§ **WRITTEN INSTRUCTION**: Print all of the data exactly.

Rows from a dataset

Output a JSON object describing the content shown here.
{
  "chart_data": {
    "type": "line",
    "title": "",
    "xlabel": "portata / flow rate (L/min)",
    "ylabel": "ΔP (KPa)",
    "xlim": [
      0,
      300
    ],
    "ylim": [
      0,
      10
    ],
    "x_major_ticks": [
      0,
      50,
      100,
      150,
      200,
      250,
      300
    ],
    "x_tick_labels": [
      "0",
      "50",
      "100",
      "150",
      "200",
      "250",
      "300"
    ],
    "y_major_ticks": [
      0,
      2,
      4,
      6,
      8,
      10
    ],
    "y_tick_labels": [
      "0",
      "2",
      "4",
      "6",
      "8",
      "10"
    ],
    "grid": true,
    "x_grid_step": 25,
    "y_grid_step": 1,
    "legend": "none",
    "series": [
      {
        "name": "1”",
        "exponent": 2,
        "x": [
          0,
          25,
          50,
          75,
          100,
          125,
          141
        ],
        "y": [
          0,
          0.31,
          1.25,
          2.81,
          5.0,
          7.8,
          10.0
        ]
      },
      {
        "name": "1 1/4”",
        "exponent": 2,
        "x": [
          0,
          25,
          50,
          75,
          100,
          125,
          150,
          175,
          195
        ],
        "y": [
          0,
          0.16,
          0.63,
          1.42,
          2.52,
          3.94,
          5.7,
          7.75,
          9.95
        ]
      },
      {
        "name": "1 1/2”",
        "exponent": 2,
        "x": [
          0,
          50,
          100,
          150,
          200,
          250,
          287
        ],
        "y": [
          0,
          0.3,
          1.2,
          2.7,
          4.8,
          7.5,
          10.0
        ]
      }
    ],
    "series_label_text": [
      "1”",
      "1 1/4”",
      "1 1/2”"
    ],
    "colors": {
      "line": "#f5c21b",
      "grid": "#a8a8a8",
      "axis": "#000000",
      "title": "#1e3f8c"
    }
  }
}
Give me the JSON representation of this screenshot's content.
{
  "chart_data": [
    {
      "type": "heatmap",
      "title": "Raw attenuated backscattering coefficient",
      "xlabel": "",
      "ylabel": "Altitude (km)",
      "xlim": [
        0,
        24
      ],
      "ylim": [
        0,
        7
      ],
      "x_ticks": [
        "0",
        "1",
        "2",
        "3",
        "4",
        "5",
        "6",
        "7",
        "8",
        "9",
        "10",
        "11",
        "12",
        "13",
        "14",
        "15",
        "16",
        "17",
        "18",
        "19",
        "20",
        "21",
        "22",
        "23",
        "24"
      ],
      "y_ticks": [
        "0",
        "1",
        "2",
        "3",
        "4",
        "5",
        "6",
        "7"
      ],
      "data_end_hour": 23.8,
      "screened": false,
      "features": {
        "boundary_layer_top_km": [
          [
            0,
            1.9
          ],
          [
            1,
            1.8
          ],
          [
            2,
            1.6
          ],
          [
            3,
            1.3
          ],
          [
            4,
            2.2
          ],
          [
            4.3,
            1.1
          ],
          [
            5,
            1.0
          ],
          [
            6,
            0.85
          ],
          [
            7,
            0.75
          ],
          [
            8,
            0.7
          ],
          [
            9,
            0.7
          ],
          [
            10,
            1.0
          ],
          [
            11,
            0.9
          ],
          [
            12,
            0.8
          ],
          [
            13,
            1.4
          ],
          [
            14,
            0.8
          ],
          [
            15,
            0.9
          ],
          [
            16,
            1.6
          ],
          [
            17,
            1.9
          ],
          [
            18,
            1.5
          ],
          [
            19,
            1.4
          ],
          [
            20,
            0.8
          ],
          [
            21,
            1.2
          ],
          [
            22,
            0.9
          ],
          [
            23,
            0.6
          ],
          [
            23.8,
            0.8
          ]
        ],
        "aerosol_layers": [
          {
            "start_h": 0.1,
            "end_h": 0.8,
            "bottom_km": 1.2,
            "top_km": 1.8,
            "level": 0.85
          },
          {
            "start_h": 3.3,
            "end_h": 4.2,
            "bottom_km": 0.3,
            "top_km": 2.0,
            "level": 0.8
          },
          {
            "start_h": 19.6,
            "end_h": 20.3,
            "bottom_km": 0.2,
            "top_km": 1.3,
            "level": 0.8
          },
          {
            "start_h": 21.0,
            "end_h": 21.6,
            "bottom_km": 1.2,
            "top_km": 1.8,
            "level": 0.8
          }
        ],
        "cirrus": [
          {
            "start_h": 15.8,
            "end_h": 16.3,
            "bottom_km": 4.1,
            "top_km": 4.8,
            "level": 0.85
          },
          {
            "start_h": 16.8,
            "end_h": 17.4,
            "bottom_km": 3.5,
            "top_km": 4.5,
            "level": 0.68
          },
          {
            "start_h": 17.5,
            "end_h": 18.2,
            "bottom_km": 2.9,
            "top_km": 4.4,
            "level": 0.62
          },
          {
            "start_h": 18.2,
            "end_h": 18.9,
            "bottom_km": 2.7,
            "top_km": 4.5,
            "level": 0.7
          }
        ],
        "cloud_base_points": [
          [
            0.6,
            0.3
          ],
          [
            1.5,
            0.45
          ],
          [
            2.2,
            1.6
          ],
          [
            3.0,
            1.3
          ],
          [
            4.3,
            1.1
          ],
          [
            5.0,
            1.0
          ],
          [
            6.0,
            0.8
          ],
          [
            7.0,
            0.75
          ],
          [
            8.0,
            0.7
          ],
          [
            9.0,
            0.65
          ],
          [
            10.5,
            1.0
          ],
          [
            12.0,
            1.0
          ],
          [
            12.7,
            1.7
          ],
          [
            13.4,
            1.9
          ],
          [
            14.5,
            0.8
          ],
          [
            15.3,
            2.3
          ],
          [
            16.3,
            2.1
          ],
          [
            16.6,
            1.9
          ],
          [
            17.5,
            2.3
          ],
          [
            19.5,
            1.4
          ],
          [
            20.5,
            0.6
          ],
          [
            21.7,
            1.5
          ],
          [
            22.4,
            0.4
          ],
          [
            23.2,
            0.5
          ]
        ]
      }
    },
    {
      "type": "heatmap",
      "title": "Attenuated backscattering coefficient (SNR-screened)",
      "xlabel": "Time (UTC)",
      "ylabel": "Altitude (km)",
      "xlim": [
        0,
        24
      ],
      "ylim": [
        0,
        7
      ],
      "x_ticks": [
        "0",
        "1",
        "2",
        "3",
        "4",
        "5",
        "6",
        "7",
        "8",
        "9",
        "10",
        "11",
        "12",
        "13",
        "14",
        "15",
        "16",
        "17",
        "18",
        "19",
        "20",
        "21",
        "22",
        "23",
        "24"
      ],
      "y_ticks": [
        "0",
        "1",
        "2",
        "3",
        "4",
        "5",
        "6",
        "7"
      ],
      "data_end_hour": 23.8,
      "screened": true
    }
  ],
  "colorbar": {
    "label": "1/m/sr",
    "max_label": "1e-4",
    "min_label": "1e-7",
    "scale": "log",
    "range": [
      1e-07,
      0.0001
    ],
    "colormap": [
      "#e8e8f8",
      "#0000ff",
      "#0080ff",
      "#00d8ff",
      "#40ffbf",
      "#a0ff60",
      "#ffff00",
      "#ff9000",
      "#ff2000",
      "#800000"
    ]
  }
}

§ **REPLY TO THE TASK**:
Output a JSON object describing the content shown here.
{
  "chart_data": {
    "type": "line",
    "title": "",
    "xlabel": "portata / flow rate (L/min)",
    "ylabel": "ΔP (KPa)",
    "xlim": [
      0,
      300
    ],
    "ylim": [
      0,
      10
    ],
    "x_major_ticks": [
      0,
      50,
      100,
      150,
      200,
      250,
      300
    ],
    "x_tick_labels": [
      "0",
      "50",
      "100",
      "150",
      "200",
      "250",
      "300"
    ],
    "y_major_ticks": [
      0,
      2,
      4,
      6,
      8,
      10
    ],
    "y_tick_labels": [
      "0",
      "2",
      "4",
      "6",
      "8",
      "10"
    ],
    "grid": true,
    "x_grid_step": 25,
    "y_grid_step": 1,
    "legend": "none",
    "series": [
      {
        "name": "1”",
        "exponent": 2,
        "x": [
          0,
          25,
          50,
          75,
          100,
          125,
          141
        ],
        "y": [
          0,
          0.31,
          1.25,
          2.81,
          5.0,
          7.8,
          10.0
        ]
      },
      {
        "name": "1 1/4”",
        "exponent": 2,
        "x": [
          0,
          25,
          50,
          75,
          100,
          125,
          150,
          175,
          195
        ],
        "y": [
          0,
          0.16,
          0.63,
          1.42,
          2.52,
          3.94,
          5.7,
          7.75,
          9.95
        ]
      },
      {
        "name": "1 1/2”",
        "exponent": 2,
        "x": [
          0,
          50,
          100,
          150,
          200,
          250,
          287
        ],
        "y": [
          0,
          0.3,
          1.2,
          2.7,
          4.8,
          7.5,
          10.0
        ]
      }
    ],
    "series_label_text": [
      "1”",
      "1 1/4”",
      "1 1/2”"
    ],
    "colors": {
      "line": "#f5c21b",
      "grid": "#a8a8a8",
      "axis": "#000000",
      "title": "#1e3f8c"
    }
  }
}
Give me the JSON representation of this screenshot's content.
{
  "chart_data": [
    {
      "type": "heatmap",
      "title": "Raw attenuated backscattering coefficient",
      "xlabel": "",
      "ylabel": "Altitude (km)",
      "xlim": [
        0,
        24
      ],
      "ylim": [
        0,
        7
      ],
      "x_ticks": [
        "0",
        "1",
        "2",
        "3",
        "4",
        "5",
        "6",
        "7",
        "8",
        "9",
        "10",
        "11",
        "12",
        "13",
        "14",
        "15",
        "16",
        "17",
        "18",
        "19",
        "20",
        "21",
        "22",
        "23",
        "24"
      ],
      "y_ticks": [
        "0",
        "1",
        "2",
        "3",
        "4",
        "5",
        "6",
        "7"
      ],
      "data_end_hour": 23.8,
      "screened": false,
      "features": {
        "boundary_layer_top_km": [
          [
            0,
            1.9
          ],
          [
            1,
            1.8
          ],
          [
            2,
            1.6
          ],
          [
            3,
            1.3
          ],
          [
            4,
            2.2
          ],
          [
            4.3,
            1.1
          ],
          [
            5,
            1.0
          ],
          [
            6,
            0.85
          ],
          [
            7,
            0.75
          ],
          [
            8,
            0.7
          ],
          [
            9,
            0.7
          ],
          [
            10,
            1.0
          ],
          [
            11,
            0.9
          ],
          [
            12,
            0.8
          ],
          [
            13,
            1.4
          ],
          [
            14,
            0.8
          ],
          [
            15,
            0.9
          ],
          [
            16,
            1.6
          ],
          [
            17,
            1.9
          ],
          [
            18,
            1.5
          ],
          [
            19,
            1.4
          ],
          [
            20,
            0.8
          ],
          [
            21,
            1.2
          ],
          [
            22,
            0.9
          ],
          [
            23,
            0.6
          ],
          [
            23.8,
            0.8
          ]
        ],
        "aerosol_layers": [
          {
            "start_h": 0.1,
            "end_h": 0.8,
            "bottom_km": 1.2,
            "top_km": 1.8,
            "level": 0.85
          },
          {
            "start_h": 3.3,
            "end_h": 4.2,
            "bottom_km": 0.3,
            "top_km": 2.0,
            "level": 0.8
          },
          {
            "start_h": 19.6,
            "end_h": 20.3,
            "bottom_km": 0.2,
            "top_km": 1.3,
            "level": 0.8
          },
          {
            "start_h": 21.0,
            "end_h": 21.6,
            "bottom_km": 1.2,
            "top_km": 1.8,
            "level": 0.8
          }
        ],
        "cirrus": [
          {
            "start_h": 15.8,
            "end_h": 16.3,
            "bottom_km": 4.1,
            "top_km": 4.8,
            "level": 0.85
          },
          {
            "start_h": 16.8,
            "end_h": 17.4,
            "bottom_km": 3.5,
            "top_km": 4.5,
            "level": 0.68
          },
          {
            "start_h": 17.5,
            "end_h": 18.2,
            "bottom_km": 2.9,
            "top_km": 4.4,
            "level": 0.62
          },
          {
            "start_h": 18.2,
            "end_h": 18.9,
            "bottom_km": 2.7,
            "top_km": 4.5,
            "level": 0.7
          }
        ],
        "cloud_base_points": [
          [
            0.6,
            0.3
          ],
          [
            1.5,
            0.45
          ],
          [
            2.2,
            1.6
          ],
          [
            3.0,
            1.3
          ],
          [
            4.3,
            1.1
          ],
          [
            5.0,
            1.0
          ],
          [
            6.0,
            0.8
          ],
          [
            7.0,
            0.75
          ],
          [
            8.0,
            0.7
          ],
          [
            9.0,
            0.65
          ],
          [
            10.5,
            1.0
          ],
          [
            12.0,
            1.0
          ],
          [
            12.7,
            1.7
          ],
          [
            13.4,
            1.9
          ],
          [
            14.5,
            0.8
          ],
          [
            15.3,
            2.3
          ],
          [
            16.3,
            2.1
          ],
          [
            16.6,
            1.9
          ],
          [
            17.5,
            2.3
          ],
          [
            19.5,
            1.4
          ],
          [
            20.5,
            0.6
          ],
          [
            21.7,
            1.5
          ],
          [
            22.4,
            0.4
          ],
          [
            23.2,
            0.5
          ]
        ]
      }
    },
    {
      "type": "heatmap",
      "title": "Attenuated backscattering coefficient (SNR-screened)",
      "xlabel": "Time (UTC)",
      "ylabel": "Altitude (km)",
      "xlim": [
        0,
        24
      ],
      "ylim": [
        0,
        7
      ],
      "x_ticks": [
        "0",
        "1",
        "2",
        "3",
        "4",
        "5",
        "6",
        "7",
        "8",
        "9",
        "10",
        "11",
        "12",
        "13",
        "14",
        "15",
        "16",
        "17",
        "18",
        "19",
        "20",
        "21",
        "22",
        "23",
        "24"
      ],
      "y_ticks": [
        "0",
        "1",
        "2",
        "3",
        "4",
        "5",
        "6",
        "7"
      ],
      "data_end_hour": 23.8,
      "screened": true
    }
  ],
  "colorbar": {
    "label": "1/m/sr",
    "max_label": "1e-4",
    "min_label": "1e-7",
    "scale": "log",
    "range": [
      1e-07,
      0.0001
    ],
    "colormap": [
      "#e8e8f8",
      "#0000ff",
      "#0080ff",
      "#00d8ff",
      "#40ffbf",
      "#a0ff60",
      "#ffff00",
      "#ff9000",
      "#ff2000",
      "#800000"
    ]
  }
}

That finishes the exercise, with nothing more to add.